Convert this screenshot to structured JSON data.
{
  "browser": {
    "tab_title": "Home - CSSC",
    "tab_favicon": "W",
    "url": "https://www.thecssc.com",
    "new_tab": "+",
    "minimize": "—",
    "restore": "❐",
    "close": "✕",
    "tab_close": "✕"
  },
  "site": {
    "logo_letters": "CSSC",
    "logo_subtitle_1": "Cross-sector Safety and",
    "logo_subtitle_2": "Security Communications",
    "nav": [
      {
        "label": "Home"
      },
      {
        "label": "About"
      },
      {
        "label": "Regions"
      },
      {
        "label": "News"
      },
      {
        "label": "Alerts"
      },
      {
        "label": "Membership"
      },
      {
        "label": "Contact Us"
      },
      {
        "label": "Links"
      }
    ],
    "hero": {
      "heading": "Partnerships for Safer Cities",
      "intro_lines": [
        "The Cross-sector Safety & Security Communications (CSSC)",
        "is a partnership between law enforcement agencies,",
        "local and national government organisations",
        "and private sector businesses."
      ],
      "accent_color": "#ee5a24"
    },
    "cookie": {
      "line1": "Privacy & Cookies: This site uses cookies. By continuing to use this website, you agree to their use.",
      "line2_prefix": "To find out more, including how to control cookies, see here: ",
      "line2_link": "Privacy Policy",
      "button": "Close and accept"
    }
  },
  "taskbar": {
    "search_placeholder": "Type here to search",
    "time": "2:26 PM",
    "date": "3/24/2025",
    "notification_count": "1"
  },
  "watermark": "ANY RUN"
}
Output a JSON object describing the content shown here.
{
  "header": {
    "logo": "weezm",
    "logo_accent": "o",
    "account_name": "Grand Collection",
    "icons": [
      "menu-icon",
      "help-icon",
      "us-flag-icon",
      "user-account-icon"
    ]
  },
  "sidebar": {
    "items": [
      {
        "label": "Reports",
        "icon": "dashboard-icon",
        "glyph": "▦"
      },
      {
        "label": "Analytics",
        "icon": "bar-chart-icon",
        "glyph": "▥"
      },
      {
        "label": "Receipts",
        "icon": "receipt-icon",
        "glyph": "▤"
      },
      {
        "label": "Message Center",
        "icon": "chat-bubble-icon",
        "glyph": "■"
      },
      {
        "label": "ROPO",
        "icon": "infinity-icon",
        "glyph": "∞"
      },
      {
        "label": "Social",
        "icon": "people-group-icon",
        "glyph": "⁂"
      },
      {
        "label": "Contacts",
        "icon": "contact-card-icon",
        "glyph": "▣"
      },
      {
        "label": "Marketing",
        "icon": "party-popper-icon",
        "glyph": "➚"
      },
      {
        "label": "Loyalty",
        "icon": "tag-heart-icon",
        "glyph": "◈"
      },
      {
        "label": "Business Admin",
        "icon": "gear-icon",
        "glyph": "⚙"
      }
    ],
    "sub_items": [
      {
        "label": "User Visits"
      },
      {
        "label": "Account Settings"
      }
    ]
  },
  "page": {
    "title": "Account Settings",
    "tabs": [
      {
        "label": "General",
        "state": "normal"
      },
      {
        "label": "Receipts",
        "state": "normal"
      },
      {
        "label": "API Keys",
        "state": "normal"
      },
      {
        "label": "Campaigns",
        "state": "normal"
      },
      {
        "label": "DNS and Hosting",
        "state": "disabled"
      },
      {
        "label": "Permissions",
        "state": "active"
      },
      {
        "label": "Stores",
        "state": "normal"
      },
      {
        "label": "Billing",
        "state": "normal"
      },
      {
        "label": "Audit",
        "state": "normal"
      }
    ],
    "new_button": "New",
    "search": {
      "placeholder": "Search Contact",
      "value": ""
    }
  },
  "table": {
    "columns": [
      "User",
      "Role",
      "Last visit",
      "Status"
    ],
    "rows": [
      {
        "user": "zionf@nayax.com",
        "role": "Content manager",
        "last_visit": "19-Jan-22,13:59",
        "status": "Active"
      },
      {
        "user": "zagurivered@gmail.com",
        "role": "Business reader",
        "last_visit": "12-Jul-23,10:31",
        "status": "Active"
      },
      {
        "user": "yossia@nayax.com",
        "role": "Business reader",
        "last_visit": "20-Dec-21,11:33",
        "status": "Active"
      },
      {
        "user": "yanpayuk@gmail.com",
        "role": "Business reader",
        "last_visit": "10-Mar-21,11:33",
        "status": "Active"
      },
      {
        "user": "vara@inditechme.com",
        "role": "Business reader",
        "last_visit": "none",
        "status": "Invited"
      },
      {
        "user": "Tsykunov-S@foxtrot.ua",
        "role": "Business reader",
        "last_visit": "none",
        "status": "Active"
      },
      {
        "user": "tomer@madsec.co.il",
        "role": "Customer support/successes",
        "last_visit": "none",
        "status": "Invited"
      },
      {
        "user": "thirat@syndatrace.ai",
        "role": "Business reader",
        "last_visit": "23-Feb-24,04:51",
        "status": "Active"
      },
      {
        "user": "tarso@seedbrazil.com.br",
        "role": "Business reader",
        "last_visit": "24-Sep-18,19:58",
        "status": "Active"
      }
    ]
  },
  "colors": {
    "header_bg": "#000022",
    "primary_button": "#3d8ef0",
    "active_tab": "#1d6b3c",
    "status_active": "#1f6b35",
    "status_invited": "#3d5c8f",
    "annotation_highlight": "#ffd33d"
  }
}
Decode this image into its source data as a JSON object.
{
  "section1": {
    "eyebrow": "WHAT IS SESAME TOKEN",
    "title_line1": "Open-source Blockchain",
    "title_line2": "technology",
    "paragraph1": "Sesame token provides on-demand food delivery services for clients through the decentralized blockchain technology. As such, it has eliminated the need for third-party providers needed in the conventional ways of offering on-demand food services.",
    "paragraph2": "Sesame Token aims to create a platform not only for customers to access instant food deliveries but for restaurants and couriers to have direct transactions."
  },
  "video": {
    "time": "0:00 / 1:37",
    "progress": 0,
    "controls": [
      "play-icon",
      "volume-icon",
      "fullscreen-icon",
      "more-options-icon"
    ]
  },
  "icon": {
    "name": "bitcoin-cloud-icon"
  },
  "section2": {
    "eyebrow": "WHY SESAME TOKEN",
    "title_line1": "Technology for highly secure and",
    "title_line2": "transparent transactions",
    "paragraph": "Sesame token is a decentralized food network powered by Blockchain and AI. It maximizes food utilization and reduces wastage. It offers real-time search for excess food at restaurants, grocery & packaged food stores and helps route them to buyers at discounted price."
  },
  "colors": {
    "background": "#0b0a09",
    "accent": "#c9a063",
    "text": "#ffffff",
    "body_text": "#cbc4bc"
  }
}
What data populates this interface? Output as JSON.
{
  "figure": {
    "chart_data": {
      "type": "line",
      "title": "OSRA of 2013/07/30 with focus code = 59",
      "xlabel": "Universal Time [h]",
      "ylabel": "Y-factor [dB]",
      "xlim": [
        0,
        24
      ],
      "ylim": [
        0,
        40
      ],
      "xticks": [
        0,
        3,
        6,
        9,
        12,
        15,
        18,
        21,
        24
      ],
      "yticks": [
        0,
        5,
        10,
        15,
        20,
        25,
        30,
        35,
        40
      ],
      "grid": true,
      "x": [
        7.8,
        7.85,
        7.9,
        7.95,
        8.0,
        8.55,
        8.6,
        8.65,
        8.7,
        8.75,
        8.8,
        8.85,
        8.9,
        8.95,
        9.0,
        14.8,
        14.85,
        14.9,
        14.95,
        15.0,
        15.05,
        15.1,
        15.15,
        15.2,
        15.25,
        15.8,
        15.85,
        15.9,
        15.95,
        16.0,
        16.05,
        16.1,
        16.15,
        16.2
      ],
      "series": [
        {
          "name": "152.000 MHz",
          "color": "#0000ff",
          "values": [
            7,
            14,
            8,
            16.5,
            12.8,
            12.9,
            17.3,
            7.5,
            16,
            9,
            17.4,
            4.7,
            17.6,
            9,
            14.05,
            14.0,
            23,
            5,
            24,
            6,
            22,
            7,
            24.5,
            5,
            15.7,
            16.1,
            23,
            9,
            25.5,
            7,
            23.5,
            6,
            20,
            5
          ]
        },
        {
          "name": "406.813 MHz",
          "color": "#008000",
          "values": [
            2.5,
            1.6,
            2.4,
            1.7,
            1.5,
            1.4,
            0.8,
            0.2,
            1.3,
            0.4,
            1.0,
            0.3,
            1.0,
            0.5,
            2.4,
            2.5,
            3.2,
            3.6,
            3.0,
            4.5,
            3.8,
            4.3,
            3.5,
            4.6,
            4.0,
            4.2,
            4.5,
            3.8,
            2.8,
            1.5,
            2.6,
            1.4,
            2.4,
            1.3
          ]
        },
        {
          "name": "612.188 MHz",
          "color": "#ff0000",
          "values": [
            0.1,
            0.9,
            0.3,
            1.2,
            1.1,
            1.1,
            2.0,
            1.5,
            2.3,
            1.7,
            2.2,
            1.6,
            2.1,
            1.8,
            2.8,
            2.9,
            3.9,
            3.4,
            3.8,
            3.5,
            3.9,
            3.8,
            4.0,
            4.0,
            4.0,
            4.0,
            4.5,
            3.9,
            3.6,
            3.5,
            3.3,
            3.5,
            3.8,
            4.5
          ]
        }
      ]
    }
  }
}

=-=-=-=-=

Task brief
Go through the records above, find every line with the word "Output", and list those lines.

Answer in full
Output a JSON object describing the content shown here.
What data populates this interface? Output as JSON.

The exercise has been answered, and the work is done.